What is required
Below is a block of records. Copy every line in it that contains the word "дополнительных".

:: Recorded information ::

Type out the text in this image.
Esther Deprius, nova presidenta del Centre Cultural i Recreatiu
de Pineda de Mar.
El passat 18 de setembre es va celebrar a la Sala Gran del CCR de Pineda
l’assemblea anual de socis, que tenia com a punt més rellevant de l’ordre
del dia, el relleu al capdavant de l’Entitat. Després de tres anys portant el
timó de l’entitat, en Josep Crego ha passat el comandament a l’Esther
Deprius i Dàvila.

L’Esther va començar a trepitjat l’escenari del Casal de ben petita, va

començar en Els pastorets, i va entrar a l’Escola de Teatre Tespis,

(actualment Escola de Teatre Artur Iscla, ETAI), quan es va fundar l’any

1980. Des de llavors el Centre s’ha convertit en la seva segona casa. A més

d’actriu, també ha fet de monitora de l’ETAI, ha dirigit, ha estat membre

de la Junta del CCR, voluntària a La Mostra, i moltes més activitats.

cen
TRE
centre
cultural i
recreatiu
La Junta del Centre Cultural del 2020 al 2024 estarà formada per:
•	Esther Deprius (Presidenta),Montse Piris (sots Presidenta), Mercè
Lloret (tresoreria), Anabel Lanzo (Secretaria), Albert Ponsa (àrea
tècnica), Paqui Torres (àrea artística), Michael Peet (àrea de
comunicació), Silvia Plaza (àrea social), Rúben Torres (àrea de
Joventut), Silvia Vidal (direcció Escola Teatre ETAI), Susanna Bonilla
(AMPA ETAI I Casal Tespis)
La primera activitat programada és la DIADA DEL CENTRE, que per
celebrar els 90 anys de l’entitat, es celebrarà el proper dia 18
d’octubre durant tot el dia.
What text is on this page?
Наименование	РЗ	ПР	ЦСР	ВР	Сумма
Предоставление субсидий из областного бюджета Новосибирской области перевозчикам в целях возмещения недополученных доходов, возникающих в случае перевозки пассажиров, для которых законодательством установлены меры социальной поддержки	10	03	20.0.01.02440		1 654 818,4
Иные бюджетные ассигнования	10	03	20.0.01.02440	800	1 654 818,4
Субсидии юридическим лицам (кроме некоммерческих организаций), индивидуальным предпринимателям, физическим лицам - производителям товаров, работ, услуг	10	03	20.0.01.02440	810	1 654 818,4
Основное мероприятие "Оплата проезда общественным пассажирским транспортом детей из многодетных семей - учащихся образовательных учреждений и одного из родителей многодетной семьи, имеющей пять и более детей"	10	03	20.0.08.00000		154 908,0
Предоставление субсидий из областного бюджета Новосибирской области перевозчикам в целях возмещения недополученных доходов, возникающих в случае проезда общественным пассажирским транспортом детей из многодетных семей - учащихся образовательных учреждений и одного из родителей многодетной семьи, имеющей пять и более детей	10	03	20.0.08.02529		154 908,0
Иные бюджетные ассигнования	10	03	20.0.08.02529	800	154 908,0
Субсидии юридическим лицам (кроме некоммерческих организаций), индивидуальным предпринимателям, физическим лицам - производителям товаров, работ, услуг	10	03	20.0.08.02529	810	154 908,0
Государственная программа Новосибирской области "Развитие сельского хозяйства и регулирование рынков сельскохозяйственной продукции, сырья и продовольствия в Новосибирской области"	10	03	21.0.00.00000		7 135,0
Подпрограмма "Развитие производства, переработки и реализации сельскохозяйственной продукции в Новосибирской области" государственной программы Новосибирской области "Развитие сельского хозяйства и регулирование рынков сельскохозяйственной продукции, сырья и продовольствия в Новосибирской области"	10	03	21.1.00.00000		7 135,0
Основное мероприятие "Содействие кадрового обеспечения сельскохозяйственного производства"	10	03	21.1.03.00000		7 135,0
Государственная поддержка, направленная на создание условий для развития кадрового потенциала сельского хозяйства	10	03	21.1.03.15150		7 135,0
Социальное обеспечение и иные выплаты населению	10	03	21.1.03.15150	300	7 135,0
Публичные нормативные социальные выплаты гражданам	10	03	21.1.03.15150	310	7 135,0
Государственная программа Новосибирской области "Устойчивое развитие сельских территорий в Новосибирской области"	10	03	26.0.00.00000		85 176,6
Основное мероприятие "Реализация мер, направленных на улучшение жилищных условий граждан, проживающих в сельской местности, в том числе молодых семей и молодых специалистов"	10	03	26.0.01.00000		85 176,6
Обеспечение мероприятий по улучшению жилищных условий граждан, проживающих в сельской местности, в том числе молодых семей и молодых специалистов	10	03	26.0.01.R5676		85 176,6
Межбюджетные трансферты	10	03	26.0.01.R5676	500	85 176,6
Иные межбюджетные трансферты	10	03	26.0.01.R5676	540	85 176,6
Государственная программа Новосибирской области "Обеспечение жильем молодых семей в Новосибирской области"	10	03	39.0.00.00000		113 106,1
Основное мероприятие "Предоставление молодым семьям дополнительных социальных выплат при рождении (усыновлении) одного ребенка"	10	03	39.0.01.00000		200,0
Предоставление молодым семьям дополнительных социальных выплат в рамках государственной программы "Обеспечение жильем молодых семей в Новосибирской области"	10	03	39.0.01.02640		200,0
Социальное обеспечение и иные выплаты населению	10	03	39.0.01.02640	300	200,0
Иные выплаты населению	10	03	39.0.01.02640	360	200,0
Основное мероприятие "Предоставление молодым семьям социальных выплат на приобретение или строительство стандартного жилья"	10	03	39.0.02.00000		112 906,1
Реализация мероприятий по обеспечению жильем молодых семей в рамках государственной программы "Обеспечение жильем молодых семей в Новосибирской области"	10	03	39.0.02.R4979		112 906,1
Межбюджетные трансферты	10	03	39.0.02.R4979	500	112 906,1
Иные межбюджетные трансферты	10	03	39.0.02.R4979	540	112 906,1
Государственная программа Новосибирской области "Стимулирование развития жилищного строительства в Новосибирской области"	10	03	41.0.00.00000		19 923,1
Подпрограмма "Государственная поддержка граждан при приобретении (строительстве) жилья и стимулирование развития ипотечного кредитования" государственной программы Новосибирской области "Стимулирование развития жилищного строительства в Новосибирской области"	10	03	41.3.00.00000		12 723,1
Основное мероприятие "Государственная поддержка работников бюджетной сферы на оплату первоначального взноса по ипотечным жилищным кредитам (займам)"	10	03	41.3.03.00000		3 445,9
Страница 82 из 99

:::

Completed exercise
Основное мероприятие "Предоставление молодым семьям дополнительных социальных выплат при рождении (усыновлении) одного ребенка"	10	03	39.0.01.00000		200,0
Предоставление молодым семьям дополнительных социальных выплат в рамках государственной программы "Обеспечение жильем молодых семей в Новосибирской области"	10	03	39.0.01.02640		200,0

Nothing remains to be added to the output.